REQUEST – Set down every line of the data below character for character, but leave out the pictures.

* START INFORMATION SUPPLIED *

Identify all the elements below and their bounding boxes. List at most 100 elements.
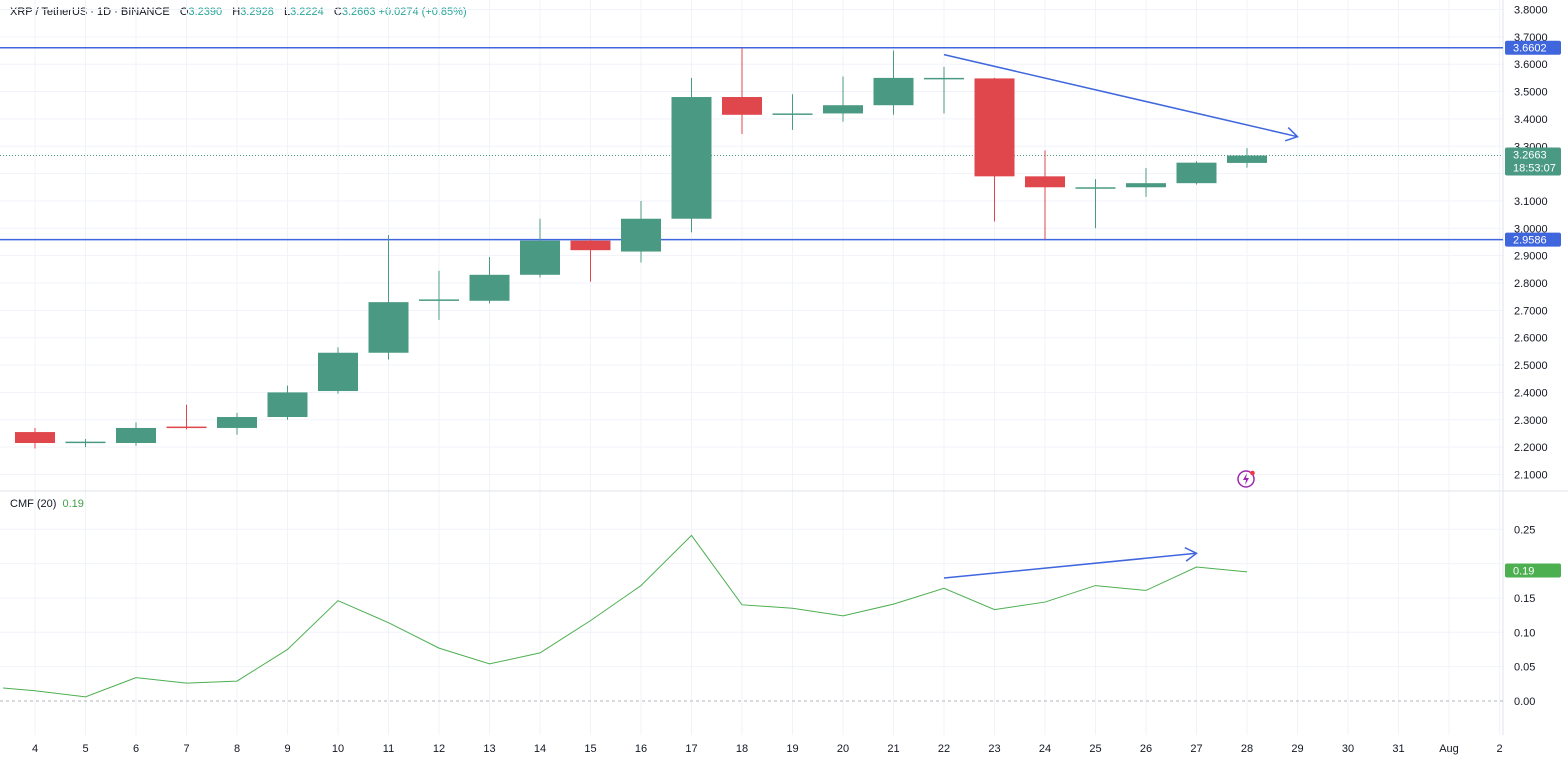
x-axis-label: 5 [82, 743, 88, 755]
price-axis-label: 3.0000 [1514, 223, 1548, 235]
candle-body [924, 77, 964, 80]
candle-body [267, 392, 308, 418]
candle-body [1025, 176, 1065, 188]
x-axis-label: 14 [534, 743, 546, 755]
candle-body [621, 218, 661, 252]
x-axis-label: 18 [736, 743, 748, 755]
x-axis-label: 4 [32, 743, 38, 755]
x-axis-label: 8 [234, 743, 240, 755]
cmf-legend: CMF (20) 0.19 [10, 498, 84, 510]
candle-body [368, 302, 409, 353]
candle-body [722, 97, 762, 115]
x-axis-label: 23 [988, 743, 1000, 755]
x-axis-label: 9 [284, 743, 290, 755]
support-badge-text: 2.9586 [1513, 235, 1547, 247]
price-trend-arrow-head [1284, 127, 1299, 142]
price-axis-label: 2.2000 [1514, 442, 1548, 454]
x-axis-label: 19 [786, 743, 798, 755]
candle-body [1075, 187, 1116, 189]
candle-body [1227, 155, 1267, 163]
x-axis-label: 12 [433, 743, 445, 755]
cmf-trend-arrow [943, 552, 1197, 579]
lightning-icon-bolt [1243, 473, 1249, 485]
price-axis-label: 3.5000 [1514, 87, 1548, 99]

* END INFORMATION SUPPLIED *

RESULT –
Identify all the elements below and their bounding boxes. List at most 100 elements.
x-axis-label: 5 [82, 743, 88, 755]
price-axis-label: 3.0000 [1514, 223, 1548, 235]
candle-body [924, 77, 964, 80]
candle-body [267, 392, 308, 418]
candle-body [1025, 176, 1065, 188]
x-axis-label: 14 [534, 743, 546, 755]
candle-body [621, 218, 661, 252]
x-axis-label: 18 [736, 743, 748, 755]
x-axis-label: 4 [32, 743, 38, 755]
x-axis-label: 8 [234, 743, 240, 755]
cmf-legend: CMF (20) 0.19 [10, 498, 84, 510]
candle-body [368, 302, 409, 353]
candle-body [722, 97, 762, 115]
x-axis-label: 23 [988, 743, 1000, 755]
x-axis-label: 9 [284, 743, 290, 755]
support-badge-text: 2.9586 [1513, 235, 1547, 247]
price-trend-arrow-head [1284, 127, 1299, 142]
price-axis-label: 2.2000 [1514, 442, 1548, 454]
x-axis-label: 19 [786, 743, 798, 755]
candle-body [1075, 187, 1116, 189]
candle-body [1227, 155, 1267, 163]
x-axis-label: 12 [433, 743, 445, 755]
cmf-trend-arrow [943, 552, 1197, 579]
lightning-icon-bolt [1243, 473, 1249, 485]
price-axis-label: 3.5000 [1514, 87, 1548, 99]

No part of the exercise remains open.